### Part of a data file

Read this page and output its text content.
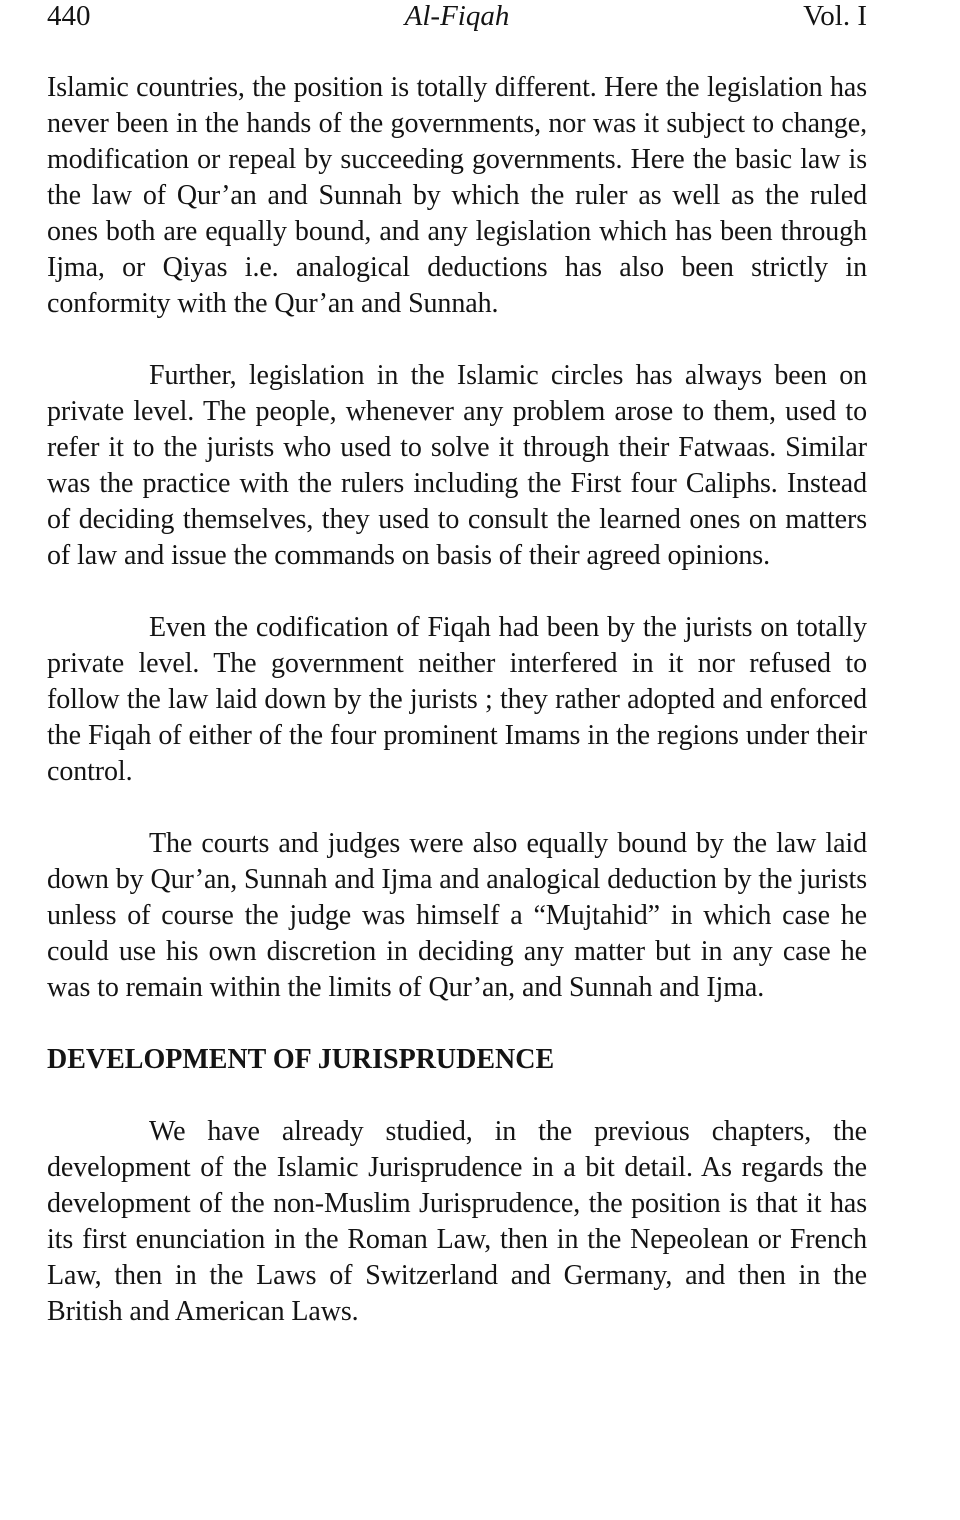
440	Al-Fiqah	Vol. I

Islamic countries, the position is totally different. Here the legislation has never been in the hands of the governments, nor was it subject to change, modification or repeal by succeeding governments. Here the basic law is the law of Qur’an and Sunnah by which the ruler as well as the ruled ones both are equally bound, and any legislation which has been through Ijma, or Qiyas i.e. analogical deductions has also been strictly in conformity with the Qur’an and Sunnah.

Further, legislation in the Islamic circles has always been on private level. The people, whenever any problem arose to them, used to refer it to the jurists who used to solve it through their Fatwaas. Similar was the practice with the rulers including the First four Caliphs. Instead of deciding themselves, they used to consult the learned ones on matters of law and issue the commands on basis of their agreed opinions.

Even the codification of Fiqah had been by the jurists on totally private level. The government neither interfered in it nor refused to follow the law laid down by the jurists ; they rather adopted and enforced the Fiqah of either of the four prominent Imams in the regions under their control.

The courts and judges were also equally bound by the law laid down by Qur’an, Sunnah and Ijma and analogical deduction by the jurists unless of course the judge was himself a “Mujtahid” in which case he could use his own discretion in deciding any matter but in any case he was to remain within the limits of Qur’an, and Sunnah and Ijma.

DEVELOPMENT OF JURISPRUDENCE

We have already studied, in the previous chapters, the development of the Islamic Jurisprudence in a bit detail. As regards the development of the non-Muslim Jurisprudence, the position is that it has its first enunciation in the Roman Law, then in the Nepeolean or French Law, then in the Laws of Switzerland and Germany, and then in the British and American Laws.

### What this task involves
Where a line contains the string "Fiqah", extract that line.

### Task response
440	Al-Fiqah	Vol. I
Even the codification of Fiqah had been by the jurists on totally private level. The government neither interfered in it nor refused to follow the law laid down by the jurists ; they rather adopted and enforced the Fiqah of either of the four prominent Imams in the regions under their control.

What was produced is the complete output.